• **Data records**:

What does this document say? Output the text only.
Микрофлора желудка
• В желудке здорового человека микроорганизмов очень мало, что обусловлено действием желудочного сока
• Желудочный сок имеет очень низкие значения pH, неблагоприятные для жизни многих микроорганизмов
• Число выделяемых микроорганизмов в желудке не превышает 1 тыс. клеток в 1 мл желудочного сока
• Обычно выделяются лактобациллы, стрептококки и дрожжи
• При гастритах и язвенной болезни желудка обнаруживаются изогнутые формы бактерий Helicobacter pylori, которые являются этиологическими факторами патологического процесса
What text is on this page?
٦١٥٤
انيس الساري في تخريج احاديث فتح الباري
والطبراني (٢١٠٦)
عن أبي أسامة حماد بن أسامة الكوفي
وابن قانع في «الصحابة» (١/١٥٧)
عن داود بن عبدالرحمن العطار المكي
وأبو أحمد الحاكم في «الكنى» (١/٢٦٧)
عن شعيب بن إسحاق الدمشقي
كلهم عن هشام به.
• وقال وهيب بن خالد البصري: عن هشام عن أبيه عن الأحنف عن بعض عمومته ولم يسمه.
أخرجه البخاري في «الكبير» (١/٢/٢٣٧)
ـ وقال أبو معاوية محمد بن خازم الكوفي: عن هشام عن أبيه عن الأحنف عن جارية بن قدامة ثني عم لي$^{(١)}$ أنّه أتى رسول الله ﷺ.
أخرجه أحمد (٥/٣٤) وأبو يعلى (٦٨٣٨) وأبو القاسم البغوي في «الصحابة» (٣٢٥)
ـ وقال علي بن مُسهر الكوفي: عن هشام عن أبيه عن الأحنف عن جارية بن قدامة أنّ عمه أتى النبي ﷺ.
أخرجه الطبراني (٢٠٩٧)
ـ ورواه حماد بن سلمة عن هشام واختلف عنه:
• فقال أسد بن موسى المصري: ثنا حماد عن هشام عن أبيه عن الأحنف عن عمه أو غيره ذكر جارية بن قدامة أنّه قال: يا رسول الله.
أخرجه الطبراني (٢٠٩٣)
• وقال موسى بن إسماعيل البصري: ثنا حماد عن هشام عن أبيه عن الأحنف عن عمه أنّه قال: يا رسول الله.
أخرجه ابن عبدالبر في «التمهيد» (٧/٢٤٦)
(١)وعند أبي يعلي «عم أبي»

* * *

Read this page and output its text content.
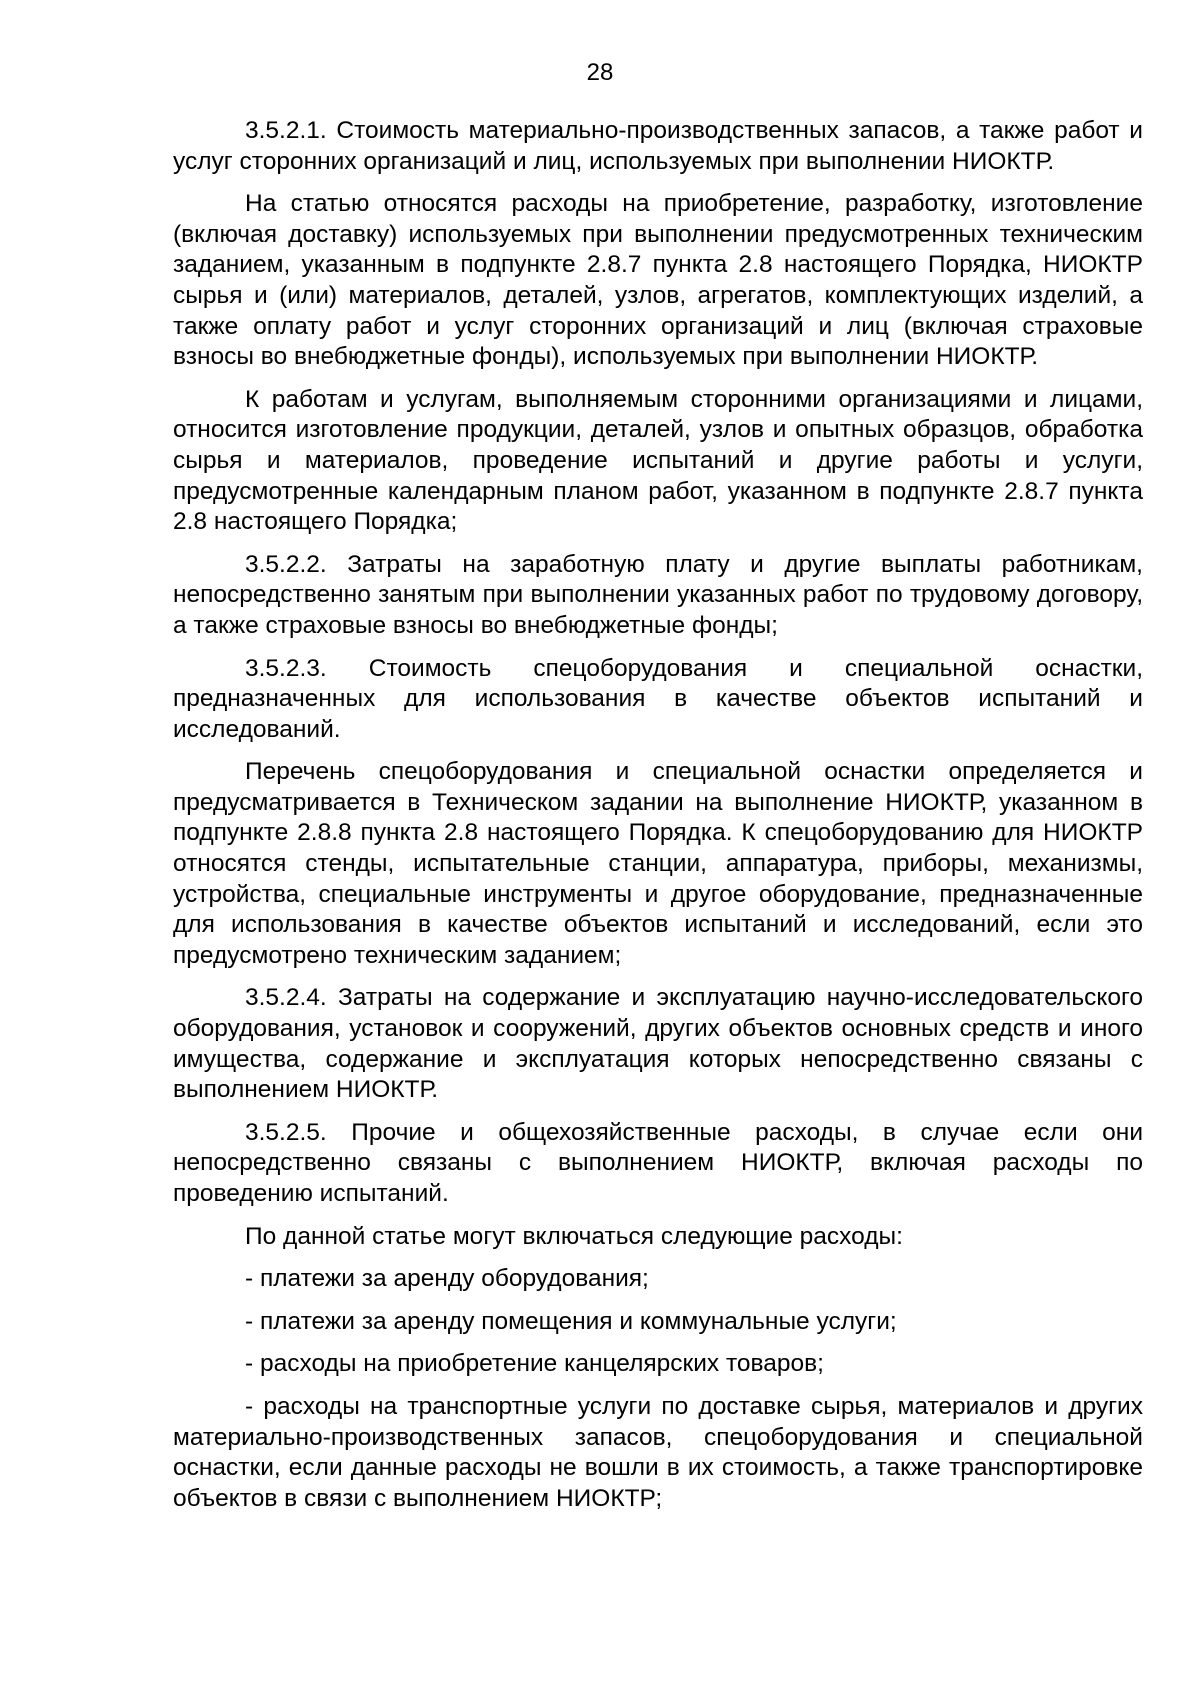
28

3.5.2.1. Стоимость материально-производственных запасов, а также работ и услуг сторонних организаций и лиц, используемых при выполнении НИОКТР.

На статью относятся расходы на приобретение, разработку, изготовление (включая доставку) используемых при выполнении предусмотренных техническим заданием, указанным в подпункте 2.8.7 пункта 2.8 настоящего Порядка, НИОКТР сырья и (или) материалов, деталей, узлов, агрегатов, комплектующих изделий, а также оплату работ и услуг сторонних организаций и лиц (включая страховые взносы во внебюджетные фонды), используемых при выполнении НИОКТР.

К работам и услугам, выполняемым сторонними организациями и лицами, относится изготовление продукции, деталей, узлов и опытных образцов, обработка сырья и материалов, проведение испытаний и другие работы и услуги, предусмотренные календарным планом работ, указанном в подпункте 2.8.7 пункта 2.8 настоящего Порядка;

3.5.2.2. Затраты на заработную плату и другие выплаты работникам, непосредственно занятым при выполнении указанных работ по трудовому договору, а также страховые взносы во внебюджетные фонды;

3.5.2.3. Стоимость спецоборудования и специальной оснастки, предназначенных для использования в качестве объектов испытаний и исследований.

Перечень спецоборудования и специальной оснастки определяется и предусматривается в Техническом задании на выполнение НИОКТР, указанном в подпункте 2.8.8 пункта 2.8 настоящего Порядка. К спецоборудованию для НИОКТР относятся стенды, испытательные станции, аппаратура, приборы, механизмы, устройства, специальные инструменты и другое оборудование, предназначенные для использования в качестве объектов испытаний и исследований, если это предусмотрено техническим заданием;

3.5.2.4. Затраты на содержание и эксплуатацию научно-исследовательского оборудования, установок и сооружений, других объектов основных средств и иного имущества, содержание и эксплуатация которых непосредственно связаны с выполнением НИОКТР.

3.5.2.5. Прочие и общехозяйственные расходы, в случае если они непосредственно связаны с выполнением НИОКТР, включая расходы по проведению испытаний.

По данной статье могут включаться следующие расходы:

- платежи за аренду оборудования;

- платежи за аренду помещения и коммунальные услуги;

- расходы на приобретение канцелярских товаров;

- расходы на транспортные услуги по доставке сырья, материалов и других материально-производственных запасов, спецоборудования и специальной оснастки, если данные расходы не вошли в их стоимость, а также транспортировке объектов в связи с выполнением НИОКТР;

==

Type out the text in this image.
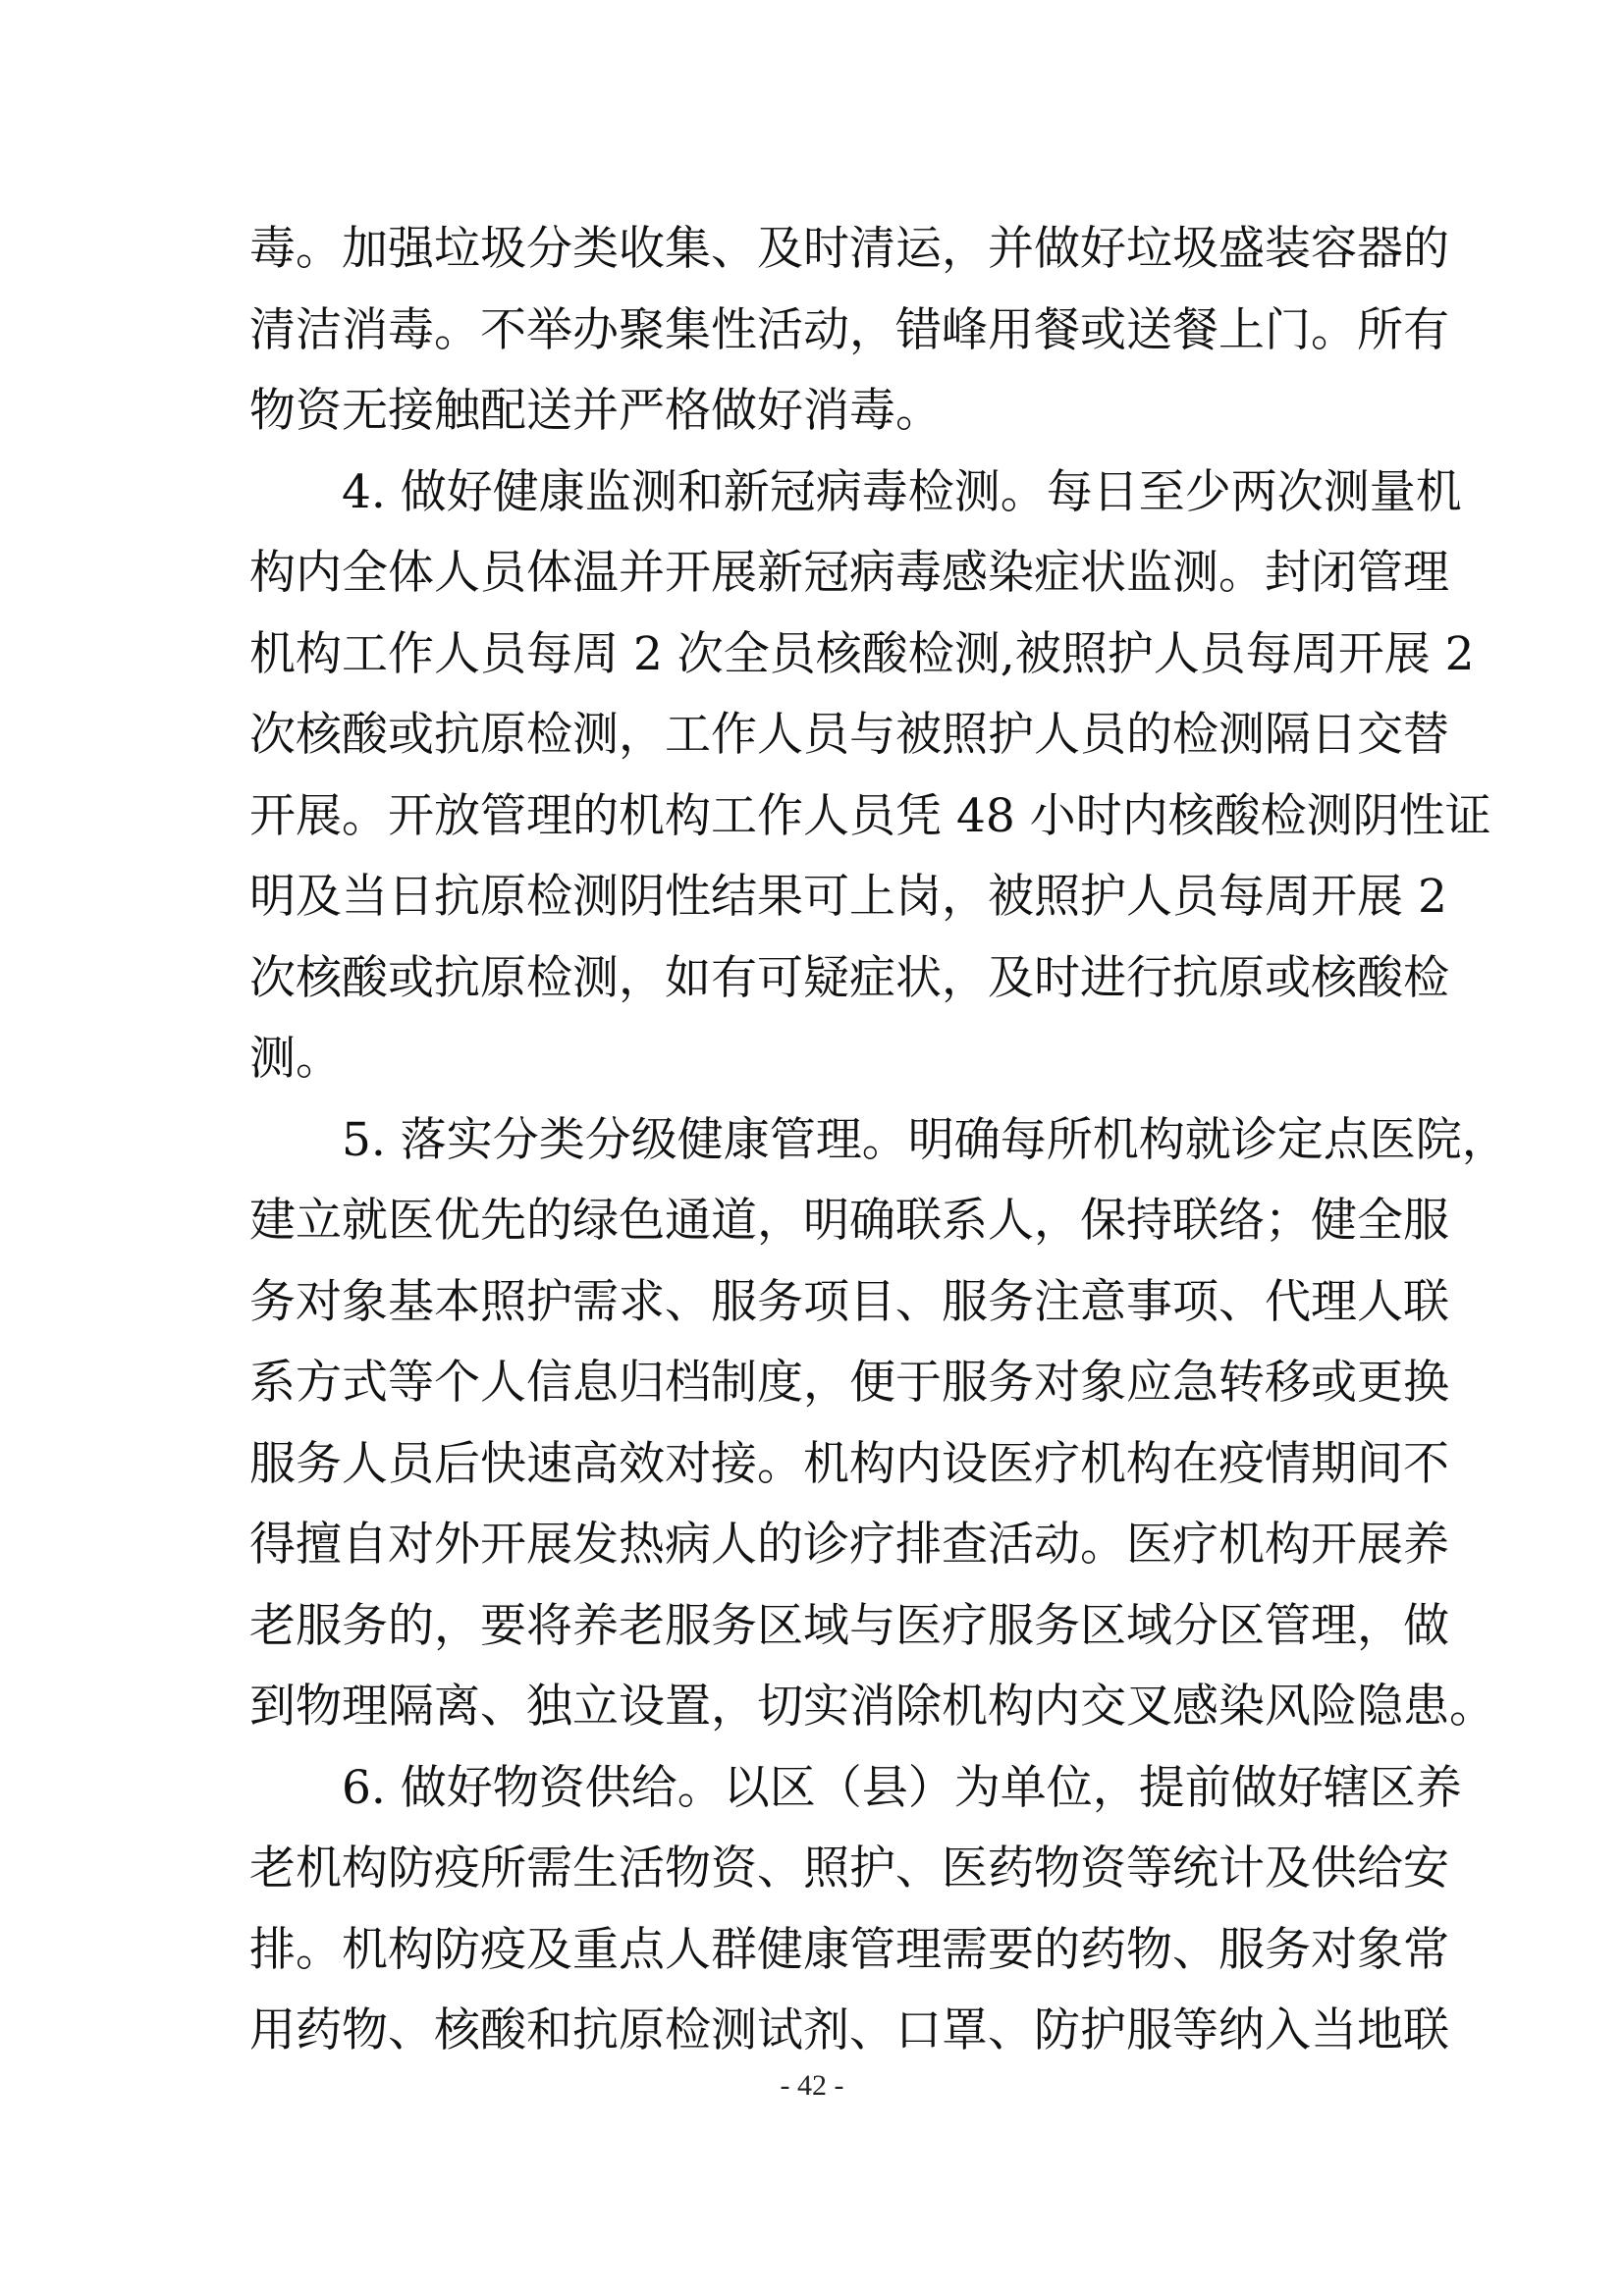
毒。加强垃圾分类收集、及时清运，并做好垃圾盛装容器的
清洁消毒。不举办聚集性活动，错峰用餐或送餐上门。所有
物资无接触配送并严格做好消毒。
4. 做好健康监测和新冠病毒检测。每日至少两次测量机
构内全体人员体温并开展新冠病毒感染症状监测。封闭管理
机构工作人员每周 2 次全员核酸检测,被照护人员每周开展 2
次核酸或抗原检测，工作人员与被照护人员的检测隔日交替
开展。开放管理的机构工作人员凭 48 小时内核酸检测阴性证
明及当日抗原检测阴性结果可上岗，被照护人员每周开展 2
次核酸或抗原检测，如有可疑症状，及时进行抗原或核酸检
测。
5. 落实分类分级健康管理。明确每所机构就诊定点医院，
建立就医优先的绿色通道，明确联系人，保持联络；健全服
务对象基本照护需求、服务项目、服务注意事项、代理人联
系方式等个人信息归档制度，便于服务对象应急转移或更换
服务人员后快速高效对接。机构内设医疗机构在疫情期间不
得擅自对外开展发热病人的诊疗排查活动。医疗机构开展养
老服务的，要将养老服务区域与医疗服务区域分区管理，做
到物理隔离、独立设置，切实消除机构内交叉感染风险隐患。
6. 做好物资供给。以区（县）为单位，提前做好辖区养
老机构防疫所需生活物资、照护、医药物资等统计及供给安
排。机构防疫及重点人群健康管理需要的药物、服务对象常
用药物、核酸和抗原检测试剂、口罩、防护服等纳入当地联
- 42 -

• **STATED PROBLEM**: Check each line of the data above for the word "this" and say how many lines contain it, giving nothing besides the number.

• **EXERCISE ANSWER**: 4